- [Aim]:
Search the material below for the word "document". Copy every line that has it.

- [Exercise material]:
-------
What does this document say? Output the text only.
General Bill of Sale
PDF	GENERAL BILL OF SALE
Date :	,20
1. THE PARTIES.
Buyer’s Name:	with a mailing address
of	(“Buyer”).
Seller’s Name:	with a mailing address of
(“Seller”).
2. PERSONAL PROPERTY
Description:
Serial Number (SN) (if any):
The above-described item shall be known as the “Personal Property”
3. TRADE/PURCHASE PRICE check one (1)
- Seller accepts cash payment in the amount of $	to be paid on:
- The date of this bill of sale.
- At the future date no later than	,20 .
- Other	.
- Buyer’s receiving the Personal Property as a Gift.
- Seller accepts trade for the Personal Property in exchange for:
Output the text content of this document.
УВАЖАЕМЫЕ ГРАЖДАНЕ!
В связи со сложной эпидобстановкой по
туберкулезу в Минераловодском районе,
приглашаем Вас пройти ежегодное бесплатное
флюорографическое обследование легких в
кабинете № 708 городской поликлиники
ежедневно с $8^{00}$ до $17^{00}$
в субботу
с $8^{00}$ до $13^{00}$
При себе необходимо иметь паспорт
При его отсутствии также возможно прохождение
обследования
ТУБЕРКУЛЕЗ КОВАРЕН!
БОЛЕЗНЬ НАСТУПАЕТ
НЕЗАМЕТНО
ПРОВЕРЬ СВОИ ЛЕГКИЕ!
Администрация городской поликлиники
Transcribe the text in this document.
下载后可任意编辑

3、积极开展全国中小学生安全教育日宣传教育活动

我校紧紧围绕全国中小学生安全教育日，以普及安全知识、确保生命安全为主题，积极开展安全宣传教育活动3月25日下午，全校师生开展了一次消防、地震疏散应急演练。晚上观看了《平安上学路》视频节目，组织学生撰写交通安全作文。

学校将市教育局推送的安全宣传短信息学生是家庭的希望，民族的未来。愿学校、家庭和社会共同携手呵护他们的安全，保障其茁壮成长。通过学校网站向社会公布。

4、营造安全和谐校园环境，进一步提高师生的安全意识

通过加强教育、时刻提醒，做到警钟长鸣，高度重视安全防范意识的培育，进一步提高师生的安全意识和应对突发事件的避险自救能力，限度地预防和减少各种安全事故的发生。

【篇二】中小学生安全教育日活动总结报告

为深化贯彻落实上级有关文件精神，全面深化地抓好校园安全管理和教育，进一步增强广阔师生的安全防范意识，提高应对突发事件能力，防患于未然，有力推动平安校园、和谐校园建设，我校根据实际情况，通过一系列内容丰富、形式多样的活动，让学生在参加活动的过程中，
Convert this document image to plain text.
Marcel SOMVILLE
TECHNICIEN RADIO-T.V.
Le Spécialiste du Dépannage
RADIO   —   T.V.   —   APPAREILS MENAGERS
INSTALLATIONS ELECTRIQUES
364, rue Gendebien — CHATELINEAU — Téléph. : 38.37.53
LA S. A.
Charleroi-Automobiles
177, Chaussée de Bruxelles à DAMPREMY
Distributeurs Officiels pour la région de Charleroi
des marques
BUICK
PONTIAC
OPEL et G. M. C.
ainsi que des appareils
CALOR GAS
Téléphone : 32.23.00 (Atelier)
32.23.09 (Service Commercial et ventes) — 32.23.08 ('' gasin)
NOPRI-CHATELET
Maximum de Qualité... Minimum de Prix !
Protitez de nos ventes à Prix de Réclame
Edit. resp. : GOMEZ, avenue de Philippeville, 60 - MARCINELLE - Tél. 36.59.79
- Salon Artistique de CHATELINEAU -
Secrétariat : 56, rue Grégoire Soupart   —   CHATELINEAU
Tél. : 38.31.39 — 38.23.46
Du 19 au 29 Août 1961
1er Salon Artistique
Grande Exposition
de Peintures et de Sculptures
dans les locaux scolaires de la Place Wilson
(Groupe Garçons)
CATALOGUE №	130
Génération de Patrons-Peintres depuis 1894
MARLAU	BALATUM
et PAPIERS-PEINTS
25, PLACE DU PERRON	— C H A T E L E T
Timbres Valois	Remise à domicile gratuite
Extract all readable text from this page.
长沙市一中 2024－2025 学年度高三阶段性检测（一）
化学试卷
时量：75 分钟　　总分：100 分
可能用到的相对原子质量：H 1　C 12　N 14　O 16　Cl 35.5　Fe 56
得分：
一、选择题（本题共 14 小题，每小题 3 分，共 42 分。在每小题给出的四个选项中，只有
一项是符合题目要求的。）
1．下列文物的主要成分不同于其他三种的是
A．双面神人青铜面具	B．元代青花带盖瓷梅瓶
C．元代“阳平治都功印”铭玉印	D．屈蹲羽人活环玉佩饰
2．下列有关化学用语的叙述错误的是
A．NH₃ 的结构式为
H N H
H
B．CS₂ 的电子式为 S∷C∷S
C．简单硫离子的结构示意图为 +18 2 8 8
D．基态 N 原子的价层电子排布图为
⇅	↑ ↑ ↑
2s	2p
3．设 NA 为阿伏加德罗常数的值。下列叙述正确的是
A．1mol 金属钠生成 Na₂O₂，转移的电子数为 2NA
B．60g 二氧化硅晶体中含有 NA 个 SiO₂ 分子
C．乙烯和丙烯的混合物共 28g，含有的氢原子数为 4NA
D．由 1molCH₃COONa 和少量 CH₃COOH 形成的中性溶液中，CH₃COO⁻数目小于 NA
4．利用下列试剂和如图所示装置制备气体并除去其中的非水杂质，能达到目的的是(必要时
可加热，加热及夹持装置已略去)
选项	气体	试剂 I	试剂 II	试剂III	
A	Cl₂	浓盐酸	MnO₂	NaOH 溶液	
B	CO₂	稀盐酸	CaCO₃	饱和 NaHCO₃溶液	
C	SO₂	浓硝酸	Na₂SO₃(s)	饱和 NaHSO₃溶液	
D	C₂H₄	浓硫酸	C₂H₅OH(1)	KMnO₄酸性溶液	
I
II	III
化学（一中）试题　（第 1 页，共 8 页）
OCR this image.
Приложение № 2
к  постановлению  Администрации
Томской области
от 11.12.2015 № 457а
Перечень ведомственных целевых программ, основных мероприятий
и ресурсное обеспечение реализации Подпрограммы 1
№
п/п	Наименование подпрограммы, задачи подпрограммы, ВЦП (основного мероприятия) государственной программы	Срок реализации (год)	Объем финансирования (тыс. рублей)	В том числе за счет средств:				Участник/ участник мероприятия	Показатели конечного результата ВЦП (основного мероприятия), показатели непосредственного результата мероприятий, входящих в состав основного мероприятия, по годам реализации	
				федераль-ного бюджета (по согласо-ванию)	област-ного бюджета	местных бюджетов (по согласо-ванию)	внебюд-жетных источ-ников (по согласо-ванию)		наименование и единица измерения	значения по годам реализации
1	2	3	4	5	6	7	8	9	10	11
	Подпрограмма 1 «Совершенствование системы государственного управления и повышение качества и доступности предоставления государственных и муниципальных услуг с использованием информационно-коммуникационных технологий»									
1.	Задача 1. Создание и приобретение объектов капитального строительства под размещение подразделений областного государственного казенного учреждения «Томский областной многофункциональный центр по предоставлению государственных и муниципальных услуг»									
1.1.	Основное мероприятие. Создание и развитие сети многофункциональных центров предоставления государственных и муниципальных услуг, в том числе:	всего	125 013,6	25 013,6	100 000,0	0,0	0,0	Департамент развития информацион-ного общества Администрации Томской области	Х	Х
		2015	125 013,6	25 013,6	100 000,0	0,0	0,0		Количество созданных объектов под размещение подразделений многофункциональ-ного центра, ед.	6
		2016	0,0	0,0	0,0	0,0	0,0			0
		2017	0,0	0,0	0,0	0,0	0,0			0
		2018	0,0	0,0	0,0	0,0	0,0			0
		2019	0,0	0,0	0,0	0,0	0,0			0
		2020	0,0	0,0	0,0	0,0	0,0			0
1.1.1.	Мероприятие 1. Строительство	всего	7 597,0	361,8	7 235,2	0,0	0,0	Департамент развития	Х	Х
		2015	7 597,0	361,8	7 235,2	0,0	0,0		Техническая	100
-------
- [Exercise solution]:
What does this document say? Output the text only.
Output the text content of this document.
Transcribe the text in this document.
Convert this document image to plain text.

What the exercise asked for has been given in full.